Task instructions
Each entry below is to be transcribed exactly.

## begin Given records

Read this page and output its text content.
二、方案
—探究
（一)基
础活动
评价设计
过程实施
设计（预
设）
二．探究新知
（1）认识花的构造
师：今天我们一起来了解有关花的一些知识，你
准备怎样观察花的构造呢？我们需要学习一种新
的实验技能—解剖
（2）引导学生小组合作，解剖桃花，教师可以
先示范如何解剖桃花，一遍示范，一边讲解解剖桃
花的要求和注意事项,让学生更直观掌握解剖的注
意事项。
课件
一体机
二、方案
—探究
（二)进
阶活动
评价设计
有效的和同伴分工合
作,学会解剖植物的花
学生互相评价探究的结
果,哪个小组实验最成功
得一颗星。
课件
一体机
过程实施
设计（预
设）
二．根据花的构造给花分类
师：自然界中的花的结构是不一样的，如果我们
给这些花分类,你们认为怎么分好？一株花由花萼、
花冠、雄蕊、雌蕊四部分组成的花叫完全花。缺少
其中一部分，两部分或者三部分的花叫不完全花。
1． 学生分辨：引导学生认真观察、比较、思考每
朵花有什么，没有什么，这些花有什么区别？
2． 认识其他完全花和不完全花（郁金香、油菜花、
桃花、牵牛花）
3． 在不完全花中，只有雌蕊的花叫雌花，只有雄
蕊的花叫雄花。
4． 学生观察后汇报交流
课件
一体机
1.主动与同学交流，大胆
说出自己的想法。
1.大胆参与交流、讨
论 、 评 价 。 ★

## end Given records

Reply
Read this page and output its text content.
二、方案
—探究
（一)基
础活动
评价设计
过程实施
设计（预
设）
二．探究新知
（1）认识花的构造
师：今天我们一起来了解有关花的一些知识，你
准备怎样观察花的构造呢？我们需要学习一种新
的实验技能—解剖
（2）引导学生小组合作，解剖桃花，教师可以
先示范如何解剖桃花，一遍示范，一边讲解解剖桃
花的要求和注意事项,让学生更直观掌握解剖的注
意事项。
课件
一体机
二、方案
—探究
（二)进
阶活动
评价设计
有效的和同伴分工合
作,学会解剖植物的花
学生互相评价探究的结
果,哪个小组实验最成功
得一颗星。
课件
一体机
过程实施
设计（预
设）
二．根据花的构造给花分类
师：自然界中的花的结构是不一样的，如果我们
给这些花分类,你们认为怎么分好？一株花由花萼、
花冠、雄蕊、雌蕊四部分组成的花叫完全花。缺少
其中一部分，两部分或者三部分的花叫不完全花。
1． 学生分辨：引导学生认真观察、比较、思考每
朵花有什么，没有什么，这些花有什么区别？
2． 认识其他完全花和不完全花（郁金香、油菜花、
桃花、牵牛花）
3． 在不完全花中，只有雌蕊的花叫雌花，只有雄
蕊的花叫雄花。
4． 学生观察后汇报交流
课件
一体机
1.主动与同学交流，大胆
说出自己的想法。
1.大胆参与交流、讨
论 、 评 价 。 ★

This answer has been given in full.